The present invention relates to an electromagnetic contactor in which a first frame in which an operation electromagnet is mounted and a second frame in which a contact mechanism is mounted are coupled to each other.
As an electromagnetic contactor of such a type, electromagnetic contactors disclosed in PTLs 1 and 2 have been proposed. An electromagnetic contactor disclosed in PTL 1 is configured to couple, by a bolt, a first frame serving as a lower frame into which a fixed core, an operation coil, and so on, of an operation electromagnet are incorporated to a second frame serving as an upper frame into which a contact mechanism, a contact support, a movable core of the operation electromagnet, and so on, are incorporated.
An electromagnetic contactor disclosed in PTL 2 is configured to provide a joining section between a first frame serving as a lower frame that contains a fixed core and a second frame serving as an upper frame that contains a movable core, fixed contacts, and movable contacts with a clamp wire spring to couple the first frame to the second frame, and to couple the first frame to the second frame by the clamp wire spring.
However, in the electromagnetic contactors disclosed in the above-described PTLs 1 and 2, the first frame serving as a lower frame and the second frame serving as an upper frame are coupled by bolting or by using a clamp wire spring.
Therefore, although the first frame and the second frame can be fixed to each other firmly by a bolt or a clamp wire spring, use of a bolt or a clamp wire spring is required for the coupling of the first frame and the second frame, which causes an unsolved problem of an increase in the number of components.
Recently, first frames and second frames of electromagnetic contactors have been formed by injection-molding fiber-reinforced thermoplastic resin, which is reinforced by glass fiber or the like, and coupling a first frame to a second frame in a snap-fit manner has been conceived.
However, it is difficult to secure toughness of fiber-reinforced thermoplastic resin, and wear of a snap-fit section progresses due to vibration produced in changing an operation electromagnet into a released state by switching the operation electromagnet from an excited state to a non-excited state to separate movable contacts from fixed contacts of the electromagnetic contactor itself and, thus, looseness is produced to the snap-fit section, which causes another unsolved problem of being unable to secure durability.
Accordingly, the present invention is made by focusing on the above-described unsolved problems in the conventional examples, and an object of the present invention is to provide an electromagnetic contactor that is capable of suppressing looseness due to wear of a snap-fit section coupling a first frame to a second frame from being produced.
In order to achieve the object mentioned above, according to an aspect of the present invention, there is provided an electromagnetic contactor, including: a first frame in which an operation electromagnet is mounted; a second frame in which a contact mechanism is mounted; and a snap-fit section that is made up of a fitting protruding section and a hook section formed to one and the other of the first frame and the second frame, respectively, the hook section fitting to the fitting protruding section. The hook section has a flexible projecting plate section formed in a projecting manner to an open end of either the first frame or the second frame and a fitting section formed at a tip of the flexible projecting plate section, the fitting section fitting to the fitting protruding section. The flexible projecting plate section is provided with elasticity that fits the fitting section further to a base side of the fitting protruding section in accordance with progress of wear between the fitting section and the fitting protruding section.

» **SUPPLIED RECORDS**
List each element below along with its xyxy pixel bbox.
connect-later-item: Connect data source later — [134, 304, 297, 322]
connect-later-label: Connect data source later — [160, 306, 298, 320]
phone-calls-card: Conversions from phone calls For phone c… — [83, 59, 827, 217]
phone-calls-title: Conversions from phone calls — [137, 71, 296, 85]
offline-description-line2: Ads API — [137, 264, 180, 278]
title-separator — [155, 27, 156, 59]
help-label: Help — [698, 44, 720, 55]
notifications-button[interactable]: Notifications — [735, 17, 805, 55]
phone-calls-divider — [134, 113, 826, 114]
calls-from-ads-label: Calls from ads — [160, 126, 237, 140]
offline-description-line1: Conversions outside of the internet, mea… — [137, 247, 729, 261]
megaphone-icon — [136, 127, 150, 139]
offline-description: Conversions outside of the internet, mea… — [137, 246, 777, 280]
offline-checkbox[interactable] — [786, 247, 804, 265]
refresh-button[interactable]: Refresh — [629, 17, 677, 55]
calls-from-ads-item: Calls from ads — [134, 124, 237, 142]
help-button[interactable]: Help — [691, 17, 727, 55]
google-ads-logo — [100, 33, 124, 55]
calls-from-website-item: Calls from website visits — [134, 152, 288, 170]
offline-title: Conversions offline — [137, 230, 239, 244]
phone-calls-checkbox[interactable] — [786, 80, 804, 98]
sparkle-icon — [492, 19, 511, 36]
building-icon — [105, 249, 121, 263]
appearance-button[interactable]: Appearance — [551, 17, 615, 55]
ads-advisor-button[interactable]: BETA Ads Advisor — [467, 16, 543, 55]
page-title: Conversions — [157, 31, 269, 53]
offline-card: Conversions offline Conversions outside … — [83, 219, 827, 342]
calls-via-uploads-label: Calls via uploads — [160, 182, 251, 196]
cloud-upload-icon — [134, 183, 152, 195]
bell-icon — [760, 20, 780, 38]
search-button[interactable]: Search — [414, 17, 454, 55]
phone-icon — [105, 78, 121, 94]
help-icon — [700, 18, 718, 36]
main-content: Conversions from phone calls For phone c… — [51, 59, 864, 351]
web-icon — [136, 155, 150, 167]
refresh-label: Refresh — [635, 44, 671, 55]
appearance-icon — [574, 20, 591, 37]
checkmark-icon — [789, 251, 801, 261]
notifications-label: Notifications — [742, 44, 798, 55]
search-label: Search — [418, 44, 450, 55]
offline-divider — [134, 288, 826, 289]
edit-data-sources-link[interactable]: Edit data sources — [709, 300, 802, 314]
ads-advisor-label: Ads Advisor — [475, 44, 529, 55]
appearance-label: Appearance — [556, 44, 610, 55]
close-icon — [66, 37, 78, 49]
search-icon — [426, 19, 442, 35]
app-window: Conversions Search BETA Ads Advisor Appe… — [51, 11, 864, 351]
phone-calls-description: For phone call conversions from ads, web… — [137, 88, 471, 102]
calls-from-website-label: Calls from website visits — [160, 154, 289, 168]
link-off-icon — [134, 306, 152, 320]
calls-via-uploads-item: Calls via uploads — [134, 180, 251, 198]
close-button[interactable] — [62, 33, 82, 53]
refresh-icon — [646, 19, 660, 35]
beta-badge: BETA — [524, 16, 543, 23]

» **OBJECTIVE**
Continue the passage on the electromagnetic contactor's snap-fit frame coupling, starting right after its last sentence.

» **RESPONSE TO THE TASK**
According to the present invention, even when wear progresses between a fitting section of a hook section and a fitting protrusion, which forms a snap-fit section that couples a first frame in which an operation electromagnet is mounted to a second frame in which a contact mechanism is mounted, it is possible to maintain a fitting state between the fitting section of the hook section and the fitting protruding section, and to improve durability in the case of coupling the first frame to the second frame in a snap-fit manner.
Hereinafter, an embodiment of the present invention will be described with reference to the drawings.
As illustrated in
In the first frame 11A, an operation electromagnet 12 that is made up of, for example, an AC electromagnet is mounted, as illustrated in
The first frame 11A has a bottomed angular cylindrical section 21 that houses the operation electromagnet 12. As illustrated in
To the middle protruding section 22b of the fixed core 22, a spool 23 around which an excitation coil 23a is wound is mounted, as illustrated in
To both end sections on the narrow width sections 21b and 21c sides of the front ends of the other pair of opposing side walls, for example, the right and left side walls, of the wide width sections 21a of the first frame 11A, for example, four hook sections 26 that extend to the front are formed, as illustrated in
Each hook section 26 is made up of a flexible projecting plate section 26a that extends from the front end of the wide width section 21a to the front, has flexibility, and has a relatively wide width and a fitting section 26b formed to the inner side of the tip portion of the flexible projecting plate section 26a, as illustrated in an enlarged manner in
Each fitting section 26b is formed into a cross-sectional trapezoidal shape with an inclined surface 26c that increases in thickness along the direction from the front end of the flexible projecting plate section 26a toward the rear side, that is, the base side of the flexible projecting plate section 26a, a level surface 26d that extends rearward slightly from the rear end of the inclined surface 26c, a fitting surface 26e that extends from the rear end of the level surface 26d toward the flexible projecting plate section 26a in the direction orthogonal to the flexible projecting plate section 26a to approximately half the thickness of the fitting section 26b, and a circular arc surface 26f that is made up of a round chamfer continuously connected to the outer side of the fitting surface 26e.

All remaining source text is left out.